** BEGIN Selected excerpt **

(edited image credit: reddit user /u/rombouts)
In this article, we introduce a new deep learning technique to reliably determine whether two small image regions contain the same or different forensic traces. By identifying differences in forensic traces, we are able to expose image forgeries including those used in fake news.
Forensic traces are the visually imperceptible signals embedded in an image during the capture process and subsequent post-processing. Localized differences in forensic traces are a strong indication that an image has been tampered, whereas regions in an unmodified image will be forensically similar to each other.
In this article, we propose a new multimedia forensics system comprised of two Convolutional Neural Network (CNN) feature extractors in hard sharing configuration, a shallow, comparative neural network called the "Similarity network," and associated deep learning training procedure. The whole system, shown below, takes two image patches as input and outputs a single score that measures the forensic similarity of the two image patches.
While this is a supervised learning approach, importantly, our technique is effective on forensic traces that were not used to train the system. This quality is critical to analyzing image forgeries found outside of the laboratory setting.
Full, technical details are found in the IEEE T-IFS article. Additionally, the project git repository contains necessary Tensorflow model definitions, pre-trained weights, and code to evaluate images as well as to train the system from scratch.

** END Selected excerpt **
** BEGIN Provided material **

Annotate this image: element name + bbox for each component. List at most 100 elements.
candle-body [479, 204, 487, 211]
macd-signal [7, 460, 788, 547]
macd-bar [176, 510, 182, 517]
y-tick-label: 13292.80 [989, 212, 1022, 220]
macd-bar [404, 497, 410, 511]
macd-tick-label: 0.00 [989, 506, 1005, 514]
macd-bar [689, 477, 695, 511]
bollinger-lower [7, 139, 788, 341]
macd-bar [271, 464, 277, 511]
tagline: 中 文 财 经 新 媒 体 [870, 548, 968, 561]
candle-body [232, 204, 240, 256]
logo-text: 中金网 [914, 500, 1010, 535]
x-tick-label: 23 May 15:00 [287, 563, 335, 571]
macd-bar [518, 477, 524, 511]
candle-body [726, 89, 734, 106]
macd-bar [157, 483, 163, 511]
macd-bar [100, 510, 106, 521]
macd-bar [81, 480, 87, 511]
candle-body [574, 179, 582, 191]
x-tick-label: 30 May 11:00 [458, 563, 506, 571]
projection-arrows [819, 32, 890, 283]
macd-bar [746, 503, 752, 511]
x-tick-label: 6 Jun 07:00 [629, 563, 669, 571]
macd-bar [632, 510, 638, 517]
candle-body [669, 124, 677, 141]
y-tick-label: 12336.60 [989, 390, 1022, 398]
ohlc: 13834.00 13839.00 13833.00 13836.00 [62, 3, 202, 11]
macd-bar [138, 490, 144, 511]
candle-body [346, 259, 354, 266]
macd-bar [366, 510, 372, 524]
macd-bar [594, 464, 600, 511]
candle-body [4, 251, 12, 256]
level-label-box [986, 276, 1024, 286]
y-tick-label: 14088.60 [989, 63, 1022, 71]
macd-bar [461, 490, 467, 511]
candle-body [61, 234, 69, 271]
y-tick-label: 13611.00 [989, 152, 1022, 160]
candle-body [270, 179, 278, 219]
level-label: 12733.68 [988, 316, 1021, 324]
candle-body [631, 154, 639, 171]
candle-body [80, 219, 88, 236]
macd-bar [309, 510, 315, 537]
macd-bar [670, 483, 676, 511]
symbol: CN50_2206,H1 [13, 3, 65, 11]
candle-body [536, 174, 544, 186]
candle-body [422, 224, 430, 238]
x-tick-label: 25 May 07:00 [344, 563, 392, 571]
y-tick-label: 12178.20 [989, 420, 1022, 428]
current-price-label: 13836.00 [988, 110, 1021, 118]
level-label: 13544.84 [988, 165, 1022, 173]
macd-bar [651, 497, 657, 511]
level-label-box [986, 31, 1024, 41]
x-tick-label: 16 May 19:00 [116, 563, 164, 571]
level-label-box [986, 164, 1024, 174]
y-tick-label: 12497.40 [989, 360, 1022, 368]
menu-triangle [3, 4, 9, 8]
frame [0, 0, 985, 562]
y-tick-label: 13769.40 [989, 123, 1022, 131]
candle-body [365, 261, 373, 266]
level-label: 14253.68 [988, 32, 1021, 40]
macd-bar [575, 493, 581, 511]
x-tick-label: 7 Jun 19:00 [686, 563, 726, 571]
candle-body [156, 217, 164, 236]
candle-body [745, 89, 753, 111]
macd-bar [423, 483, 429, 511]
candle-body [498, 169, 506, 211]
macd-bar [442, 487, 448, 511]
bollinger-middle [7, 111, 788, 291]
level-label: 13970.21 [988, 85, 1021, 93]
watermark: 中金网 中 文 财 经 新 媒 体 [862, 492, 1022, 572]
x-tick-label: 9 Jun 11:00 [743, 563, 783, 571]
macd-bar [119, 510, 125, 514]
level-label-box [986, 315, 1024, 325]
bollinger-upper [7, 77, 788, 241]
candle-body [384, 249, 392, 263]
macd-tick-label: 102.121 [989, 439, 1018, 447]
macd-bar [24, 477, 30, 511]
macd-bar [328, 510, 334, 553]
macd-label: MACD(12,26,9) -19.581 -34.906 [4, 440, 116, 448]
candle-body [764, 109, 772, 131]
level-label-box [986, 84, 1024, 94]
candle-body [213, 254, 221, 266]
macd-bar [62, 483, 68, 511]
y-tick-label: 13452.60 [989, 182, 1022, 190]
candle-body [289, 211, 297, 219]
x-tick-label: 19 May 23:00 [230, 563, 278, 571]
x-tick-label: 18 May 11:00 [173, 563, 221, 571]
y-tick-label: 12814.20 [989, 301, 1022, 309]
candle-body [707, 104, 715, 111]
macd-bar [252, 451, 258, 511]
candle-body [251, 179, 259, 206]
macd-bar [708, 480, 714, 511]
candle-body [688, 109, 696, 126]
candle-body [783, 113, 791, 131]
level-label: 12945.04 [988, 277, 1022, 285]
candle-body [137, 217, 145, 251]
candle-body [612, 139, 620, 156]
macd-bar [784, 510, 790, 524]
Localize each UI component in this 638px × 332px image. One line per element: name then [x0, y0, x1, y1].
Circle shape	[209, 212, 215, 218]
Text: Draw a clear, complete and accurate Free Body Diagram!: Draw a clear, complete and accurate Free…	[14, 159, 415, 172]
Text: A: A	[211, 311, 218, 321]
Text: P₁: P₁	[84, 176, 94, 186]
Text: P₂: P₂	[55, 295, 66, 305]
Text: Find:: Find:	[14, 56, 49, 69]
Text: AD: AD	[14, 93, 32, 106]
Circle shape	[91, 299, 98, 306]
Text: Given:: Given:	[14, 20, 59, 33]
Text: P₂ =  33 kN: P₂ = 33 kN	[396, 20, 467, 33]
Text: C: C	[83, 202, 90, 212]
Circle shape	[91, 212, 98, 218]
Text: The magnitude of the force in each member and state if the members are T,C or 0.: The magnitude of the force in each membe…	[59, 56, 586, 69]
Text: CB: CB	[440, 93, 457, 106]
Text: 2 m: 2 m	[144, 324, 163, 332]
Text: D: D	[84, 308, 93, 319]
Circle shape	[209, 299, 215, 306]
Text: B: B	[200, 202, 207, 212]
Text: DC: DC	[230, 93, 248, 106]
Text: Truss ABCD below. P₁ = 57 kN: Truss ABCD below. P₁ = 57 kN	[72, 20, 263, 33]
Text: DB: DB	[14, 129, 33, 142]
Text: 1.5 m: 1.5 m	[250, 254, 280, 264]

** END Provided material **

### Stated goal
Pick up the article on spotting image forgeries through forensic similarity where it stops, and add the next few sentences.

### Output below
This demo puts you in the seat of a forensic investigator. Examine the following image for traces of tampering.
Patches that have different forensic traces from the selected reference patches will be highlighted in red.
By selecting a reference patch in an unaltered portion of the image, the forensic similarity tool will expose the tampered regions.
When selecting multiple reference patches, the demo will highlight the on average patches that are forensically different.
In this example, the left person's shirt has been brush-tooled to remove stains from rain drops (editing by reddit user /u/rombouts on /r/PhotoshopRequest). Selecting reference patches on the right person and/or background will highlight that the shirt has undergone a different processing history.
More demos here! And here! And here, too!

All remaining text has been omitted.